▶ _PROBLEM TO WORK ON_: Return each line containing "label".

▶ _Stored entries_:
•••
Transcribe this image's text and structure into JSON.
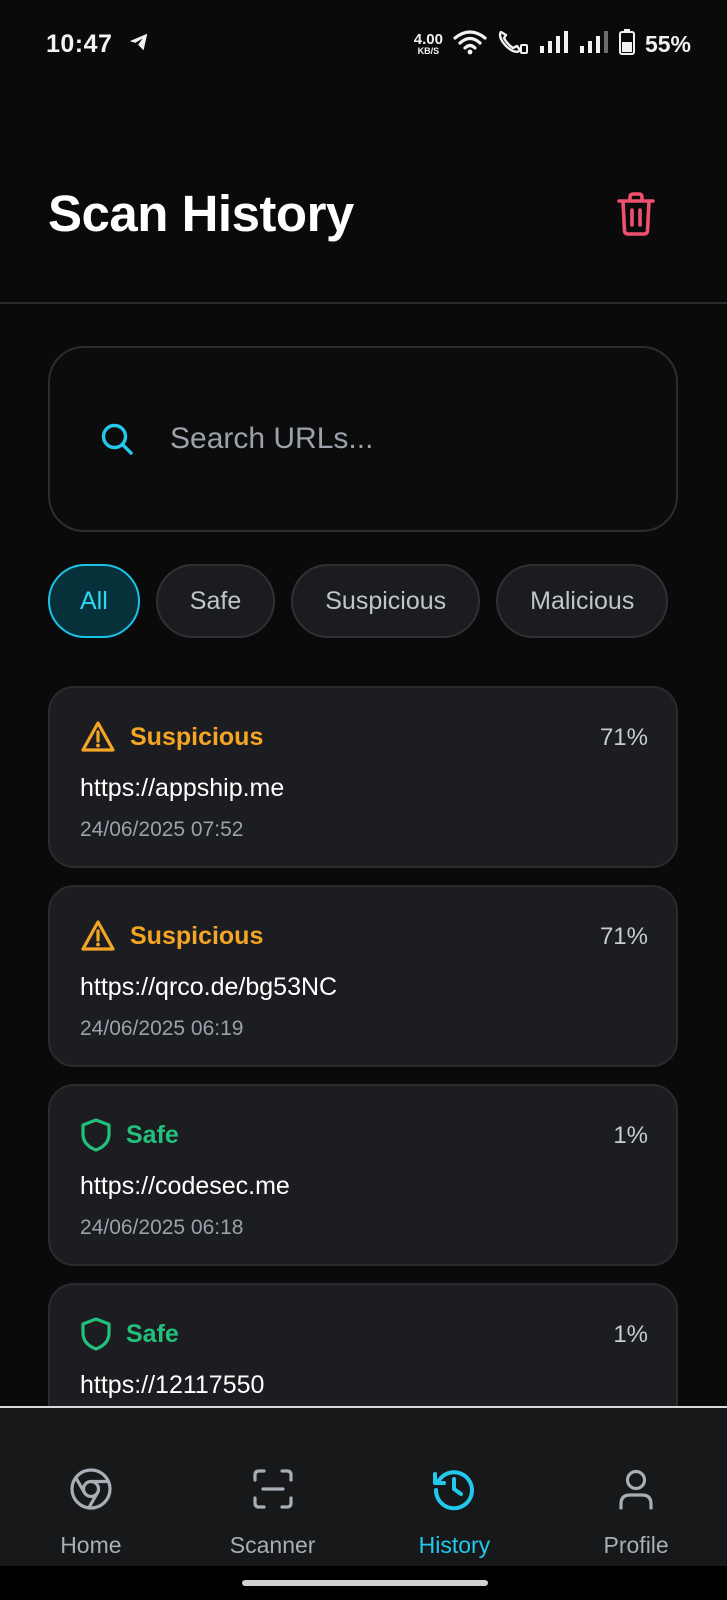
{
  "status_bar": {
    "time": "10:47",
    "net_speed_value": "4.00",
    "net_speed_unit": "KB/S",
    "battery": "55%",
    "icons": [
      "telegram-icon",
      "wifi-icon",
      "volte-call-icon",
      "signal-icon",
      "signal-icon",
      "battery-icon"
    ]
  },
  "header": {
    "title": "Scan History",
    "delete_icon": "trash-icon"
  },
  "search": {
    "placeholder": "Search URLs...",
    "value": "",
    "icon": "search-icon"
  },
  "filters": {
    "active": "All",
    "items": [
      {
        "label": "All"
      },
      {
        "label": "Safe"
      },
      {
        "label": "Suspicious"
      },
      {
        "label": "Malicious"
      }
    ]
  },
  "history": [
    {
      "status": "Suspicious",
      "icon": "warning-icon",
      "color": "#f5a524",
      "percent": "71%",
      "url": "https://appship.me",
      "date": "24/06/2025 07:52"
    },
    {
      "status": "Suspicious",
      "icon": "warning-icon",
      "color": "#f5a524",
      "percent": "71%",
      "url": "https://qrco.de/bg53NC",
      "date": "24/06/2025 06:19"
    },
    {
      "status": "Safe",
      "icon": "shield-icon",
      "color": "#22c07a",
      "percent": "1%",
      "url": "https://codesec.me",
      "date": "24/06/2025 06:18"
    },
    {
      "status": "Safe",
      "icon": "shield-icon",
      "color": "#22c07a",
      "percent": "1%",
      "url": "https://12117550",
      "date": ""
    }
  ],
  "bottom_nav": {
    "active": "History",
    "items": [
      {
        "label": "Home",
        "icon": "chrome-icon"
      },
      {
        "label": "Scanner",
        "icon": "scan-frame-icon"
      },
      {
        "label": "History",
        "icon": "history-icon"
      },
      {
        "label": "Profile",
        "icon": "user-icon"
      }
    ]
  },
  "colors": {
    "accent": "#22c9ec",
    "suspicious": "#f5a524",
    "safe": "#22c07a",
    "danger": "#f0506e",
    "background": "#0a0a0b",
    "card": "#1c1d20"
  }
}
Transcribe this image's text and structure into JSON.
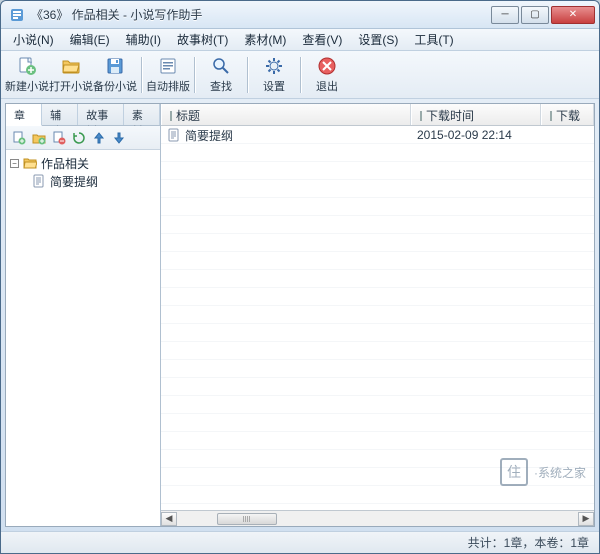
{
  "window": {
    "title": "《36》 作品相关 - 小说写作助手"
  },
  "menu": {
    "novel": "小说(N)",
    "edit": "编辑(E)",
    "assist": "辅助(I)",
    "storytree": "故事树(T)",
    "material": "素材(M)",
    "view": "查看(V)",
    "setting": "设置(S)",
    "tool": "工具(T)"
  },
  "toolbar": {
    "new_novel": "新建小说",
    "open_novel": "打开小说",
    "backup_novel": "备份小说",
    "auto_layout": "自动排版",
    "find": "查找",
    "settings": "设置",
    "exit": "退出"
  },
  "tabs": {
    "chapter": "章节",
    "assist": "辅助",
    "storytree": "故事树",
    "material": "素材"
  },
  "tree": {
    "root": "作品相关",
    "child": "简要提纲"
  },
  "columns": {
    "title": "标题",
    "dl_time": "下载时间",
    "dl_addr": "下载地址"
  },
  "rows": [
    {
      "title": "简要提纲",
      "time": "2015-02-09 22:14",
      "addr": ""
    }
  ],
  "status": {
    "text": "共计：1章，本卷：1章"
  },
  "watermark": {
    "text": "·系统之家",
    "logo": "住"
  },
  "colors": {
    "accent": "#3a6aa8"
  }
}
•••
▶ _FULL SOLUTION_:
        "label": "All"
        "label": "Safe"
        "label": "Suspicious"
        "label": "Malicious"
        "label": "Home",
        "label": "Scanner",
        "label": "History",
        "label": "Profile",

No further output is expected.